**STATED GOAL A**:
For the passage on the GED test, decide whether each statement agrees with it, and quote the deciding words: (i) The idea of a new test edition was first introduced in 2009. (ii) Test content and item types will change in 2019. (iii) The expanded response space will fill the entire right-hand half of the screen.
**STATED GOAL B**:
Write out the passage on the GED test again, starting with "We’re now in" and going on through "name a few.", and swap "2009" for "2010".

**SELECTED TEXT**:

-- -- --

We’re now in the fifth year of the “new” GED® test. What a long way we have come since we first introduced the idea back in 2009 of a new test edition aligned with college and career readiness content! Since 2014, we’ve continued to enhance the GED program, introducing many new features to our MyGED portal, new products to help students prepare, and our GED College Ready and College Ready+Credit performance designations to help students take advantage of postsecondary education opportunities, just to name a few.

Although our test content and item types will remain unchanged in 2019, we will be enhancing the format of the Reasoning Through Language Arts (RLA) Extended Response (ER) item next year. The format change is something you will hear more detail about in the coming months (and at our GEDTS Annual Conference in July), and it is based on research with students that we have conducted over the past several years.  This particular research has focused on what format changes we might consider making to the ER item that would provide clearer instructions and make it easier for students to respond to the item. As a result, we’ll be introducing some format changes that we think both teachers and students will find helpful – here’s a brief summary of them:

  • Enlarging the ER response box. Since we launched the test, the response box for the ER has always been visually small, with most of the screen “real estate” taken up by the stimulus material on the left hand side of the screen, and the prompt itself on the top right-hand side of the screen. Even though we’ve always stressed the important of a response of 300-500 words, the small response box has given a strong visual cue that has subliminally encouraged students to write shorter, not longer, responses. Next year, we’ll expand the response space to take up about half of the total screen space – the entire right-hand half of the screen. In our research, students that had this format wrote significantly longer and better responses than students with the current small response box format.

-- -- --

Source records:
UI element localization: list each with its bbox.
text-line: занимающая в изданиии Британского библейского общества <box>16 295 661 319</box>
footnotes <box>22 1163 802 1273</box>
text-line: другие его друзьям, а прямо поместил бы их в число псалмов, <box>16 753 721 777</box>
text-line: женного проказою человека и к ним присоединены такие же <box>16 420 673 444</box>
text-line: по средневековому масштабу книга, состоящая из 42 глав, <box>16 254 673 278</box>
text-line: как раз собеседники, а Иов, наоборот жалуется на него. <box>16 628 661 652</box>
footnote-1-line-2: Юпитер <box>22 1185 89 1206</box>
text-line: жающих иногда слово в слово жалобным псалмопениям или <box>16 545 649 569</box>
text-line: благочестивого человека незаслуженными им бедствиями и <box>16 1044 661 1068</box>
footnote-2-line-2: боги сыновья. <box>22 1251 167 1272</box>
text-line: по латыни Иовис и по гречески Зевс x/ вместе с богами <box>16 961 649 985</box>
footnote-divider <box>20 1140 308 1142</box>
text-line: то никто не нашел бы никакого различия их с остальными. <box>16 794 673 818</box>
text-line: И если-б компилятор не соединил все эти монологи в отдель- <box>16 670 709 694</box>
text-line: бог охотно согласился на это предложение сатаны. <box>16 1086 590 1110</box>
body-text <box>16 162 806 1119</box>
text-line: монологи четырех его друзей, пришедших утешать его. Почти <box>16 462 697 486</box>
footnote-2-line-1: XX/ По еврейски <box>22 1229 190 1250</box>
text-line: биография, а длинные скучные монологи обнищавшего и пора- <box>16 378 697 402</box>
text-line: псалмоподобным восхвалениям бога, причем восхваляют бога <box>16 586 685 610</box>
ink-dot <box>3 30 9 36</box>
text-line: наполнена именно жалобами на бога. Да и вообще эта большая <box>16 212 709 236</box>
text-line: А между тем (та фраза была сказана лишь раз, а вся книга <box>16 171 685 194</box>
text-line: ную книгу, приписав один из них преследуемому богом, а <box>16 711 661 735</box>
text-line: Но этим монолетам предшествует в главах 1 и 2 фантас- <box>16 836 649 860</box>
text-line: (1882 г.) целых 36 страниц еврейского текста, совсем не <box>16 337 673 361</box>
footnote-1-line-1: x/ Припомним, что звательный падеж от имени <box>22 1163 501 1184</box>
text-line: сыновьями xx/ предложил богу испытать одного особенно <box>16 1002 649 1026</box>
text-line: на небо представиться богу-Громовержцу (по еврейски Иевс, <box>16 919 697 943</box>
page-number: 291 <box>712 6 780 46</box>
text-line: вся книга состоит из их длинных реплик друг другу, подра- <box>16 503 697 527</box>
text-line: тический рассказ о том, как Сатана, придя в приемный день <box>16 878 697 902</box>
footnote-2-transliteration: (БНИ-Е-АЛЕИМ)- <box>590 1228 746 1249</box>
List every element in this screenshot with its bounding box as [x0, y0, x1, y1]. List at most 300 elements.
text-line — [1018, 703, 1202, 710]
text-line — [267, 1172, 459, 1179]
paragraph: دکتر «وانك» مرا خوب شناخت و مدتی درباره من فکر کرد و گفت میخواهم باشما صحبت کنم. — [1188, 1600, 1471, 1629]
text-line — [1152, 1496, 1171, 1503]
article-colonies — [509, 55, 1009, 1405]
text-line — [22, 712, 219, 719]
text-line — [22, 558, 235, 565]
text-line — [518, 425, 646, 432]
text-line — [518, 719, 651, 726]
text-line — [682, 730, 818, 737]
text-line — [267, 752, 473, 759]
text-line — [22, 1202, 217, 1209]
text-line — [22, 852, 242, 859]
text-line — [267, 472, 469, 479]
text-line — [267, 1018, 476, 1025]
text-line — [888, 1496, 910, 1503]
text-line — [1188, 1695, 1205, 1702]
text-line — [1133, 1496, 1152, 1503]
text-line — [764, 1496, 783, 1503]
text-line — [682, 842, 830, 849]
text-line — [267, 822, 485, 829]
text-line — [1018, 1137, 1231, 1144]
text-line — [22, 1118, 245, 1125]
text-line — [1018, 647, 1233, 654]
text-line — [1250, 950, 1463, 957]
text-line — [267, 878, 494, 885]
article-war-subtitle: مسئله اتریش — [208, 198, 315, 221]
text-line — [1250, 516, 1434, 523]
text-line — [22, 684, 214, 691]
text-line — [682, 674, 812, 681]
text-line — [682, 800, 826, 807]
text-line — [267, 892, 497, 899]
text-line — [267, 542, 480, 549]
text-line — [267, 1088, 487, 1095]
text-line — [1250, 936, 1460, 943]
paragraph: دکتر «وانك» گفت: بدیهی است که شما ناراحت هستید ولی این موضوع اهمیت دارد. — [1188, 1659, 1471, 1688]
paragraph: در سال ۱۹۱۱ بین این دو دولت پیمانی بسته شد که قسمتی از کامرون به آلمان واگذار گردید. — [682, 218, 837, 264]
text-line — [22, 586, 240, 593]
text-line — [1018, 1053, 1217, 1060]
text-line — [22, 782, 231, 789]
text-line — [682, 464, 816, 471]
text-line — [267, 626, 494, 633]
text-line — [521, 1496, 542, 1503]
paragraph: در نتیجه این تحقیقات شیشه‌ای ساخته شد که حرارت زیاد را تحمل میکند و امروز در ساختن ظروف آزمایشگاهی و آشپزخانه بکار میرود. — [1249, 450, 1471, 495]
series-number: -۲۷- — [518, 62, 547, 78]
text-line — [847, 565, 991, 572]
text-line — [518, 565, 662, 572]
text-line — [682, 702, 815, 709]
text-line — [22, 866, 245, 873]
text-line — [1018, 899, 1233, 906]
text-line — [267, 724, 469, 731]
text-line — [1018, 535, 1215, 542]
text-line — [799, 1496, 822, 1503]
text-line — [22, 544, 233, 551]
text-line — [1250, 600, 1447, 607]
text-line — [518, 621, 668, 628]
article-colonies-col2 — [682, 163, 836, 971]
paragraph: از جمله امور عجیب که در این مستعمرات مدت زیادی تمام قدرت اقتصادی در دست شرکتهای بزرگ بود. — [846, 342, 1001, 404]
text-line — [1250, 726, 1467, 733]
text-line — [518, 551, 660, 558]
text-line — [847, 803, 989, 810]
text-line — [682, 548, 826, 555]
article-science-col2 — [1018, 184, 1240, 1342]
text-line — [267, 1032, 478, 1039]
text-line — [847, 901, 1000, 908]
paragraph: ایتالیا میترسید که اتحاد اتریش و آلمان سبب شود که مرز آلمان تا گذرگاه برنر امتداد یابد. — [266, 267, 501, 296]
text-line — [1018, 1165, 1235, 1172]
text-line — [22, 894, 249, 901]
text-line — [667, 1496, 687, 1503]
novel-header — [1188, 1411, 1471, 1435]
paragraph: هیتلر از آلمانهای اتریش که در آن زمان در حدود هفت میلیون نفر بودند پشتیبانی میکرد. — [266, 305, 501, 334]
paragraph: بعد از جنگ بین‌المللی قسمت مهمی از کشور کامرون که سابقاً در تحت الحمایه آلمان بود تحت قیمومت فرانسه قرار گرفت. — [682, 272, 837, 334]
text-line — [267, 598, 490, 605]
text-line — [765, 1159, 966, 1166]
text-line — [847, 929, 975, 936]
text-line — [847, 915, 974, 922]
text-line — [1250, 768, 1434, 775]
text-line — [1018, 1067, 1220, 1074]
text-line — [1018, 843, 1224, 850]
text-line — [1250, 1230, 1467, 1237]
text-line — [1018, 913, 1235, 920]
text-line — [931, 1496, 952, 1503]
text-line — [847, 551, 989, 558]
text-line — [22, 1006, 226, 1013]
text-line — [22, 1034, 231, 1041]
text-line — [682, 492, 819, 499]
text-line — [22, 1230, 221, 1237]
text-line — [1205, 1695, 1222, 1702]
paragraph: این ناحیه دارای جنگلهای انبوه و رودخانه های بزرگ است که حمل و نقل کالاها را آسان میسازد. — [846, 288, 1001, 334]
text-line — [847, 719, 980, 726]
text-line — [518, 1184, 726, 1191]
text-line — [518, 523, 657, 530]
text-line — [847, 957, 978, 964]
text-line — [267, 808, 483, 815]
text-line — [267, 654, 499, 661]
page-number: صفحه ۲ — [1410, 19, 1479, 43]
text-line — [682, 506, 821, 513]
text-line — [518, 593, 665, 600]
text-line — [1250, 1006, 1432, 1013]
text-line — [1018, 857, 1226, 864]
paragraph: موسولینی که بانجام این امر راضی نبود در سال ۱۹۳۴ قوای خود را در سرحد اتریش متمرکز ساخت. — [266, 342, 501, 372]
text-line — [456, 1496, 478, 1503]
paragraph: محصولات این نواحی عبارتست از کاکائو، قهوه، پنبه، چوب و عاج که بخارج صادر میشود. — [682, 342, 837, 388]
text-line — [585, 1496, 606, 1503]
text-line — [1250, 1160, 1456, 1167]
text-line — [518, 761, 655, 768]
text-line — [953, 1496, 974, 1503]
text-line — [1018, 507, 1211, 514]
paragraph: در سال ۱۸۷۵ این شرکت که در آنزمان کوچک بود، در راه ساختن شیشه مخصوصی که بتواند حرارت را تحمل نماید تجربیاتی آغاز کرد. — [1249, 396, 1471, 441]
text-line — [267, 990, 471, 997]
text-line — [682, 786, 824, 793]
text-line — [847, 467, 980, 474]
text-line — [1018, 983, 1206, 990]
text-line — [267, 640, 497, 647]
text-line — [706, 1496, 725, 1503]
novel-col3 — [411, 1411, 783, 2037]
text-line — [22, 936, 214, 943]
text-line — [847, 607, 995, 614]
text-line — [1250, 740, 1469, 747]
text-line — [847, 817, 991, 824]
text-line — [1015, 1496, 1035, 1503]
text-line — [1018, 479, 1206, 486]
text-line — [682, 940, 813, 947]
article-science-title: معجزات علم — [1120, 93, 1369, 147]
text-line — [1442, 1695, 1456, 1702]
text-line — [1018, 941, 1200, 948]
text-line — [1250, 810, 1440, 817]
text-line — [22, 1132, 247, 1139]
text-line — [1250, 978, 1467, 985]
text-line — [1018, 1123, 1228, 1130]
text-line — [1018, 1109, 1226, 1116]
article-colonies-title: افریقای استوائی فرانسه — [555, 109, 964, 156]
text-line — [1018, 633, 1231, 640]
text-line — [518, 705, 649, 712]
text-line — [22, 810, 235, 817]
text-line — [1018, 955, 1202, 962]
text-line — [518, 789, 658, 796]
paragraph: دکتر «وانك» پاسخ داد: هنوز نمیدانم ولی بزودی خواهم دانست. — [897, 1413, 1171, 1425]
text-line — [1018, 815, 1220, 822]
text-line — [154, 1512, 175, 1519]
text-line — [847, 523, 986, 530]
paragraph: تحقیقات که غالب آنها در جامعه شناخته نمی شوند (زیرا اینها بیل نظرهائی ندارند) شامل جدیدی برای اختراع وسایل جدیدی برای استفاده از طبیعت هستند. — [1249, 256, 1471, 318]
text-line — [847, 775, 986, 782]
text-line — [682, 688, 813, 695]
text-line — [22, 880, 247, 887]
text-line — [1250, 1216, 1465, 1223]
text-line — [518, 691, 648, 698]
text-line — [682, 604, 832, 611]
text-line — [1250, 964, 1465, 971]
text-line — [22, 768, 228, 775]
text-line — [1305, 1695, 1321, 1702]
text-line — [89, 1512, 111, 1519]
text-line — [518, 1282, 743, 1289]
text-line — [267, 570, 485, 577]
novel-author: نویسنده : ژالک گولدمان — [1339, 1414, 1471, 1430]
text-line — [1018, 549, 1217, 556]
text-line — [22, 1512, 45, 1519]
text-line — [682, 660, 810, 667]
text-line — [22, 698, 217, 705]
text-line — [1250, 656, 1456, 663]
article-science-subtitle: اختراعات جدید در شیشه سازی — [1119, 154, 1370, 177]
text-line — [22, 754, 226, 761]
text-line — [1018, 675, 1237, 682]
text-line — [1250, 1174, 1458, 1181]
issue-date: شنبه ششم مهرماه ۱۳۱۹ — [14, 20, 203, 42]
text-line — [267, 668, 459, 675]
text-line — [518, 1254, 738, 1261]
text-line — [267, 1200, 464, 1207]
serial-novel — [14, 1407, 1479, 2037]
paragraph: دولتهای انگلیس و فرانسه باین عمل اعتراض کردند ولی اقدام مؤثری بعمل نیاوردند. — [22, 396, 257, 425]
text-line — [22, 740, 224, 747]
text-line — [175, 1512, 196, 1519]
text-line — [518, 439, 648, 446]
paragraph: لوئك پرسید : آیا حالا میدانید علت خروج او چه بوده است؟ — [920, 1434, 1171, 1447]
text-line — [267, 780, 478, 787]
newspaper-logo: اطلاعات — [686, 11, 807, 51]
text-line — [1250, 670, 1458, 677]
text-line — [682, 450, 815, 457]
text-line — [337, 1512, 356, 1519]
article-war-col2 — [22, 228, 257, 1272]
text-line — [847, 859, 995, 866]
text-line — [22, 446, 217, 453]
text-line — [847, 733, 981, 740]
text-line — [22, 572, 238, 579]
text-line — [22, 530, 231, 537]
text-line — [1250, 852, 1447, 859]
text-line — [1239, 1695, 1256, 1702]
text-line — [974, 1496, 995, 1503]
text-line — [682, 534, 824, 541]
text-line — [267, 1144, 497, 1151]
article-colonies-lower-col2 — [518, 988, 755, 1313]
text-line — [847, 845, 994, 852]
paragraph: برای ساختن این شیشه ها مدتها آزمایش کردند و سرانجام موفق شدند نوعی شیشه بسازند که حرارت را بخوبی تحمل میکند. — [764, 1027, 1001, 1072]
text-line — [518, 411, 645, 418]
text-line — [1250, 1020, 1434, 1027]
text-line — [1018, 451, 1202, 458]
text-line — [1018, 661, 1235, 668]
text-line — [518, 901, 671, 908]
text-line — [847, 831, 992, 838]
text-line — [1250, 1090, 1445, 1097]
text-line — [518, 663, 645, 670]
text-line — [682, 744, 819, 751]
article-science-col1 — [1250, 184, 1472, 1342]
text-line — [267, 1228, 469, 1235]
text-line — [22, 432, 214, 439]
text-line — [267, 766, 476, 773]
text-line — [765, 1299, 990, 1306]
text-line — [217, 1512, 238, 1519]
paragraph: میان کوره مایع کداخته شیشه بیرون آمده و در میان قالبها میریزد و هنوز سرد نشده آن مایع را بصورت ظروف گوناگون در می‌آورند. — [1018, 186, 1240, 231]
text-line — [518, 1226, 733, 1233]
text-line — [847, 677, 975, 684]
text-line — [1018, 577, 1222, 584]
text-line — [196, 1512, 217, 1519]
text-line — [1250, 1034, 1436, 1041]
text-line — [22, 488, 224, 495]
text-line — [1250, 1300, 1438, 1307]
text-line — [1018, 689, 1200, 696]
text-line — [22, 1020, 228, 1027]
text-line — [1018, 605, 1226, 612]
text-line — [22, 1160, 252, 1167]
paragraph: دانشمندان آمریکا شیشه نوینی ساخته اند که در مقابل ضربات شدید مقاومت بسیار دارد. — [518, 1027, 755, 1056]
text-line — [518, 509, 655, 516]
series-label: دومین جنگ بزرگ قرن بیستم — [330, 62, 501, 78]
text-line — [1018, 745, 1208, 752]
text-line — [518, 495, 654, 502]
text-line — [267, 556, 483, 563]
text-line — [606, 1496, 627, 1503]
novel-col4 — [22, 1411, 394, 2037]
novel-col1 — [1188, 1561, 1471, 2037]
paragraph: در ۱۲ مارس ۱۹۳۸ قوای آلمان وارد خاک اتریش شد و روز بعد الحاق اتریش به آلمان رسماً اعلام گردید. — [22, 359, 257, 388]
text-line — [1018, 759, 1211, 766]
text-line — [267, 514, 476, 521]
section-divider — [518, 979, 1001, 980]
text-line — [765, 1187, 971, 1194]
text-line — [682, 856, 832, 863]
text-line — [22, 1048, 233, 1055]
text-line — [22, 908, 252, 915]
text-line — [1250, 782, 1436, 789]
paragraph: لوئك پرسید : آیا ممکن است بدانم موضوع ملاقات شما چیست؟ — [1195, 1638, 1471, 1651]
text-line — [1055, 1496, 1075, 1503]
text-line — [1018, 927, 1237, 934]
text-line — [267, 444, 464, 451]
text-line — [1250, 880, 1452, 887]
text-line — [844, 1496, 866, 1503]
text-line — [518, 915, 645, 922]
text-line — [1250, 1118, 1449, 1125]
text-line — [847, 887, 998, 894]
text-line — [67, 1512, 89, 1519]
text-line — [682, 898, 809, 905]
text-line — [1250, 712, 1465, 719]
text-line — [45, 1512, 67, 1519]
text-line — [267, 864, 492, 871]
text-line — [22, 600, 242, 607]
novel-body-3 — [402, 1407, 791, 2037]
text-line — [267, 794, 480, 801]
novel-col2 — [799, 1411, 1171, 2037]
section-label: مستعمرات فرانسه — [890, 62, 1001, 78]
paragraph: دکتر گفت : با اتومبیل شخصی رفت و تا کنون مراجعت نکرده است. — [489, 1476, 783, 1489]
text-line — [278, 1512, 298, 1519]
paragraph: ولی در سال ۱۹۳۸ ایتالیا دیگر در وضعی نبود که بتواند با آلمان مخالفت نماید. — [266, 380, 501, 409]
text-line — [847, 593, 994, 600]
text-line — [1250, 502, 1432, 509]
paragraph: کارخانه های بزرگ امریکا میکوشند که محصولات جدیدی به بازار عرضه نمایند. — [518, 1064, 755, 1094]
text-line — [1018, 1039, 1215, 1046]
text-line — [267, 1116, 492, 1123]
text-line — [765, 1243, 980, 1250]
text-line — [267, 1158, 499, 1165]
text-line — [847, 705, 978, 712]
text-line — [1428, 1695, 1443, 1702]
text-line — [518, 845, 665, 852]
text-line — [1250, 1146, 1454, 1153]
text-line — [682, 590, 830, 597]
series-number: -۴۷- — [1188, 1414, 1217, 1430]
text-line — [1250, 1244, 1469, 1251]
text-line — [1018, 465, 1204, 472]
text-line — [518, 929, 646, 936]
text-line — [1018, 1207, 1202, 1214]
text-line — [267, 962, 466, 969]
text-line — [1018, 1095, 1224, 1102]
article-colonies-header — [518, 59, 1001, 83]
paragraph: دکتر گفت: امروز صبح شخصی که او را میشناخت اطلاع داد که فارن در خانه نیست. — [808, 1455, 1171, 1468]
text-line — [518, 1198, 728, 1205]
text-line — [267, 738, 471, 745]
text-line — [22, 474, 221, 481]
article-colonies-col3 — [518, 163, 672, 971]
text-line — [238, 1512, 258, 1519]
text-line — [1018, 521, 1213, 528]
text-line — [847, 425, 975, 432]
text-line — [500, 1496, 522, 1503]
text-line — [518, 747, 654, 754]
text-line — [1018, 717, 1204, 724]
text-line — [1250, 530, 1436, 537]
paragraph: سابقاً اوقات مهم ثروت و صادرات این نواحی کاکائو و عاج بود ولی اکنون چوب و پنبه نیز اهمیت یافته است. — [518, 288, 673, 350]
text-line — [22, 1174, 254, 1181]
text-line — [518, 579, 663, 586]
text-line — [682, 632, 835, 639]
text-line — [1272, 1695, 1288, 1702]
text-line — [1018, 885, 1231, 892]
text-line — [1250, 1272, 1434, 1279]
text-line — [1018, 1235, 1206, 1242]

-- -- --

**EXPECTED OUTPUT A**:
(i) Yes: "since we first introduced the idea back in 2009 of a new test edition aligned with college and career readiness content"
(ii) No: "our test content and item types will remain unchanged in 2019"
(iii) Yes: "the entire right-hand half of the screen"

**EXPECTED OUTPUT B**:
We’re now in the fifth year of the “new” GED® test. What a long way we have come since we first introduced the idea back in 2010 of a new test edition aligned with college and career readiness content! Since 2014, we’ve continued to enhance the GED program, introducing many new features to our MyGED portal, new products to help students prepare, and our GED College Ready and College Ready+Credit performance designations to help students take advantage of postsecondary education opportunities, just to name a few.